-- Start Data shown --
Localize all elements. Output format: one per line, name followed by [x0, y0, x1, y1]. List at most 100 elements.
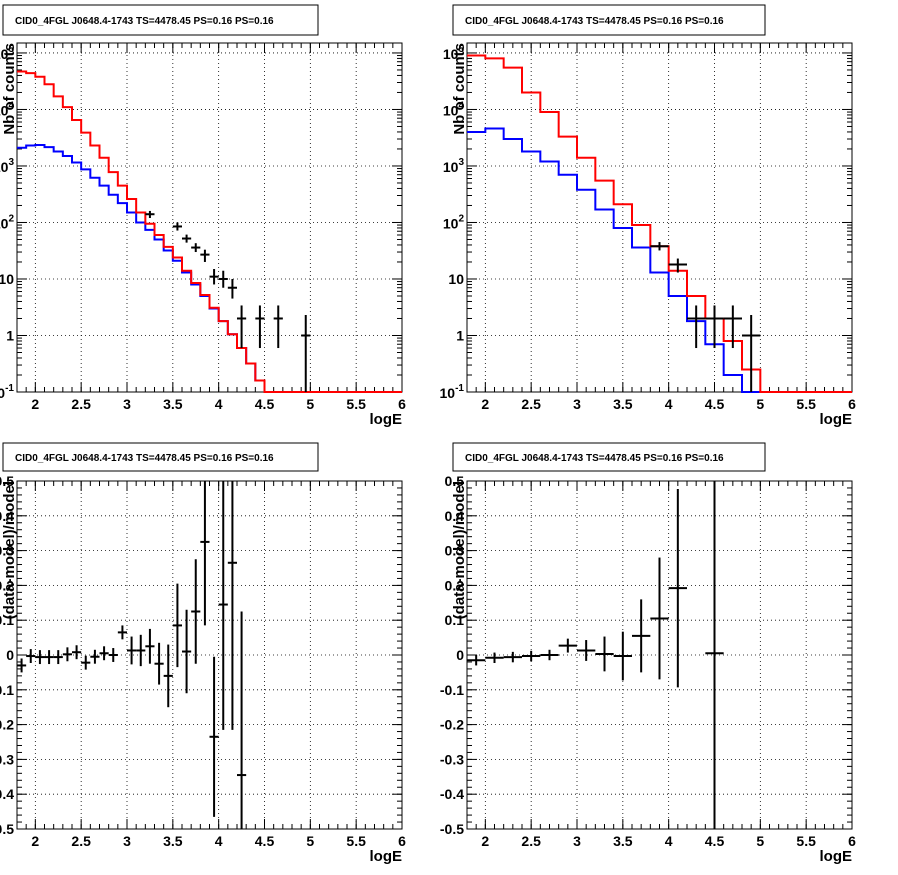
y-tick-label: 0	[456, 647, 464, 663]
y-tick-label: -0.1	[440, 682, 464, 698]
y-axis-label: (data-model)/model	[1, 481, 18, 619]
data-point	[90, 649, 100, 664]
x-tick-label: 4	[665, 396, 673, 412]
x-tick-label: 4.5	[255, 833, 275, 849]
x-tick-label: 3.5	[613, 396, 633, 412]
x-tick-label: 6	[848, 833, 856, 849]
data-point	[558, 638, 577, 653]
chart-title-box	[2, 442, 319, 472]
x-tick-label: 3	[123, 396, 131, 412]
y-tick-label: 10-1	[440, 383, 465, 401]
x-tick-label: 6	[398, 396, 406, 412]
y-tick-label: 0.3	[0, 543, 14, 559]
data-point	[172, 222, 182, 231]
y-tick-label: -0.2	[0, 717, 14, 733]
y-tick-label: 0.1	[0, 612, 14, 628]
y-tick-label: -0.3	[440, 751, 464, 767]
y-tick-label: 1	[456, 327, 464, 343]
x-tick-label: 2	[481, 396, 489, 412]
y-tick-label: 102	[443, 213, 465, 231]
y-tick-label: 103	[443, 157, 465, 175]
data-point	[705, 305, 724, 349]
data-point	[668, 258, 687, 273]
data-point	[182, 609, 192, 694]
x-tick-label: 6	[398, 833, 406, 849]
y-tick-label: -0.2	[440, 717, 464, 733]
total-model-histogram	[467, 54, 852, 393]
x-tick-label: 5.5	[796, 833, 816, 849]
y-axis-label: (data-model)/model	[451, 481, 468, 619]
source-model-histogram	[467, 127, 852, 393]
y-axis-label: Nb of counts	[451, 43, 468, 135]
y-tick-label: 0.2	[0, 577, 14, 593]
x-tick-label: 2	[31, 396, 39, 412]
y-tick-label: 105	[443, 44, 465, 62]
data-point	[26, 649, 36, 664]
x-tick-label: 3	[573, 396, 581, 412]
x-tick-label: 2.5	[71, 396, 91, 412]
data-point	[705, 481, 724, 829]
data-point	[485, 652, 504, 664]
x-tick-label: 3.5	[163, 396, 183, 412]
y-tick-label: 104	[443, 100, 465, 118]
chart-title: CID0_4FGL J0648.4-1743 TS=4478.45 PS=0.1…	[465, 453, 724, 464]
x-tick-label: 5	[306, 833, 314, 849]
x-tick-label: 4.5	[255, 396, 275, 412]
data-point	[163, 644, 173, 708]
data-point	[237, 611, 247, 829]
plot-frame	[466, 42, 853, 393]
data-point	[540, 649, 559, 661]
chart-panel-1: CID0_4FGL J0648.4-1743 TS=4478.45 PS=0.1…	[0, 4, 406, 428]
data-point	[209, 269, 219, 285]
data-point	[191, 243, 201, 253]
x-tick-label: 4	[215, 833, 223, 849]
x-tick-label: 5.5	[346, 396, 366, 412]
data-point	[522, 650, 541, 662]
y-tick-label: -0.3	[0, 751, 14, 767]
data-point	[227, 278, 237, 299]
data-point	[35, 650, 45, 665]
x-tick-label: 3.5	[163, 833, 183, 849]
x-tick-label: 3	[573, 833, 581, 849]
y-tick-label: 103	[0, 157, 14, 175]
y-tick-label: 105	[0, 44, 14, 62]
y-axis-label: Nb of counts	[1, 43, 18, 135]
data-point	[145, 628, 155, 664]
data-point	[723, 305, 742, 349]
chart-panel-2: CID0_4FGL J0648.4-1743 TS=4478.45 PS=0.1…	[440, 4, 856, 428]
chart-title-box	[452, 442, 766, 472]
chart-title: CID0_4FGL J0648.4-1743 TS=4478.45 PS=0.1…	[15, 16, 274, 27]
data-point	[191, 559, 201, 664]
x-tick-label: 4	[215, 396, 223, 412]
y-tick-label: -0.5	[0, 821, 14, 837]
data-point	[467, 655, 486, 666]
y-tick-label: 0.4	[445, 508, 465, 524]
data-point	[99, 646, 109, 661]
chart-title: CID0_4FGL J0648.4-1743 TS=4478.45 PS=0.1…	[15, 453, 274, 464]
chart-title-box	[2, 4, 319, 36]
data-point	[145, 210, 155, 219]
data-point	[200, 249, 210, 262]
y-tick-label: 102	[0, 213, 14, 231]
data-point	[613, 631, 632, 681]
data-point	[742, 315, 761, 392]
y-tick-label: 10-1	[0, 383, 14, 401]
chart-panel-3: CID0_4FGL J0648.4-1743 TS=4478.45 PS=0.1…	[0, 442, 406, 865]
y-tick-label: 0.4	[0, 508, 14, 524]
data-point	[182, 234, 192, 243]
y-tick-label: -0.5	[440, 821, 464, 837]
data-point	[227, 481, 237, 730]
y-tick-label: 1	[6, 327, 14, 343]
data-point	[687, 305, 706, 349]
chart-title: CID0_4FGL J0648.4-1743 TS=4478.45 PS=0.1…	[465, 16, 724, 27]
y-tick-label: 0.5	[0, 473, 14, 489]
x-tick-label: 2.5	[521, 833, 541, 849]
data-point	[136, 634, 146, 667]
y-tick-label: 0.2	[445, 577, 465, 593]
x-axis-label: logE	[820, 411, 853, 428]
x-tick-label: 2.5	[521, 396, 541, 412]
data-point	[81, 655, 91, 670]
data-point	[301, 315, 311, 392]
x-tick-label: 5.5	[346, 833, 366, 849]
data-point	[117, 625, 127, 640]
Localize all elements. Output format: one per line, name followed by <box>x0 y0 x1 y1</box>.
-- End Data shown --
_Aim of the exercise_
Copy every line of the records above character for character, leaving out the pictures.

_Solution for this exercise_
Localize all elements. Output format: one per line, name followed by [x0, y0, x1, y1]. List at most 100 elements.
y-tick-label: 0	[456, 647, 464, 663]
y-tick-label: -0.1	[440, 682, 464, 698]
y-axis-label: (data-model)/model	[1, 481, 18, 619]
data-point	[90, 649, 100, 664]
x-tick-label: 4	[665, 396, 673, 412]
x-tick-label: 4.5	[255, 833, 275, 849]
x-tick-label: 3.5	[613, 396, 633, 412]
x-tick-label: 6	[848, 833, 856, 849]
data-point	[558, 638, 577, 653]
chart-title-box	[2, 442, 319, 472]
x-tick-label: 3	[123, 396, 131, 412]
y-tick-label: 10-1	[440, 383, 465, 401]
x-tick-label: 6	[398, 396, 406, 412]
y-tick-label: 0.3	[0, 543, 14, 559]
data-point	[172, 222, 182, 231]
y-tick-label: -0.2	[0, 717, 14, 733]
y-tick-label: 0.1	[0, 612, 14, 628]
y-tick-label: -0.3	[440, 751, 464, 767]
y-tick-label: 1	[456, 327, 464, 343]
x-tick-label: 2	[481, 396, 489, 412]
y-tick-label: 102	[443, 213, 465, 231]
y-tick-label: 103	[443, 157, 465, 175]
data-point	[705, 305, 724, 349]
data-point	[668, 258, 687, 273]
data-point	[182, 609, 192, 694]
x-tick-label: 6	[398, 833, 406, 849]
y-tick-label: -0.2	[440, 717, 464, 733]
total-model-histogram	[467, 54, 852, 393]
x-tick-label: 5.5	[796, 833, 816, 849]
y-axis-label: (data-model)/model	[451, 481, 468, 619]
source-model-histogram	[467, 127, 852, 393]
y-axis-label: Nb of counts	[451, 43, 468, 135]
y-tick-label: 0.2	[0, 577, 14, 593]
x-tick-label: 2	[31, 396, 39, 412]
y-tick-label: 105	[443, 44, 465, 62]
data-point	[26, 649, 36, 664]
x-tick-label: 3	[573, 396, 581, 412]
x-tick-label: 2.5	[71, 396, 91, 412]
data-point	[705, 481, 724, 829]
data-point	[485, 652, 504, 664]
x-tick-label: 3.5	[163, 396, 183, 412]
y-tick-label: 104	[443, 100, 465, 118]
chart-title: CID0_4FGL J0648.4-1743 TS=4478.45 PS=0.1…	[465, 453, 724, 464]
x-tick-label: 5	[306, 833, 314, 849]
x-tick-label: 4.5	[255, 396, 275, 412]
data-point	[163, 644, 173, 708]
data-point	[237, 611, 247, 829]
plot-frame	[466, 42, 853, 393]
data-point	[540, 649, 559, 661]
chart-panel-1: CID0_4FGL J0648.4-1743 TS=4478.45 PS=0.1…	[0, 4, 406, 428]
data-point	[209, 269, 219, 285]
data-point	[191, 243, 201, 253]
x-tick-label: 4	[215, 833, 223, 849]
x-tick-label: 5.5	[346, 396, 366, 412]
data-point	[522, 650, 541, 662]
y-tick-label: -0.3	[0, 751, 14, 767]
data-point	[227, 278, 237, 299]
data-point	[35, 650, 45, 665]
x-tick-label: 3.5	[163, 833, 183, 849]
x-tick-label: 3	[573, 833, 581, 849]
y-tick-label: 103	[0, 157, 14, 175]
y-tick-label: 105	[0, 44, 14, 62]
y-axis-label: Nb of counts	[1, 43, 18, 135]
data-point	[145, 628, 155, 664]
data-point	[723, 305, 742, 349]
chart-panel-2: CID0_4FGL J0648.4-1743 TS=4478.45 PS=0.1…	[440, 4, 856, 428]
chart-title-box	[452, 442, 766, 472]
chart-title: CID0_4FGL J0648.4-1743 TS=4478.45 PS=0.1…	[15, 16, 274, 27]
data-point	[191, 559, 201, 664]
x-tick-label: 4	[215, 396, 223, 412]
y-tick-label: -0.5	[0, 821, 14, 837]
data-point	[467, 655, 486, 666]
y-tick-label: 0.4	[445, 508, 465, 524]
data-point	[99, 646, 109, 661]
chart-title: CID0_4FGL J0648.4-1743 TS=4478.45 PS=0.1…	[15, 453, 274, 464]
chart-title-box	[2, 4, 319, 36]
data-point	[145, 210, 155, 219]
data-point	[200, 249, 210, 262]
y-tick-label: 102	[0, 213, 14, 231]
data-point	[613, 631, 632, 681]
data-point	[742, 315, 761, 392]
y-tick-label: 10-1	[0, 383, 14, 401]
chart-panel-3: CID0_4FGL J0648.4-1743 TS=4478.45 PS=0.1…	[0, 442, 406, 865]
y-tick-label: 0.4	[0, 508, 14, 524]
data-point	[182, 234, 192, 243]
y-tick-label: -0.5	[440, 821, 464, 837]
data-point	[227, 481, 237, 730]
y-tick-label: 1	[6, 327, 14, 343]
data-point	[687, 305, 706, 349]
chart-title: CID0_4FGL J0648.4-1743 TS=4478.45 PS=0.1…	[465, 16, 724, 27]
y-tick-label: 0.5	[0, 473, 14, 489]
x-tick-label: 2.5	[521, 833, 541, 849]
data-point	[136, 634, 146, 667]
y-tick-label: 0.2	[445, 577, 465, 593]
x-axis-label: logE	[820, 411, 853, 428]
x-tick-label: 2.5	[521, 396, 541, 412]
data-point	[81, 655, 91, 670]
data-point	[301, 315, 311, 392]
x-tick-label: 5.5	[346, 833, 366, 849]
data-point	[117, 625, 127, 640]
Localize all elements. Output format: one per line, name followed by <box>x0 y0 x1 y1</box>.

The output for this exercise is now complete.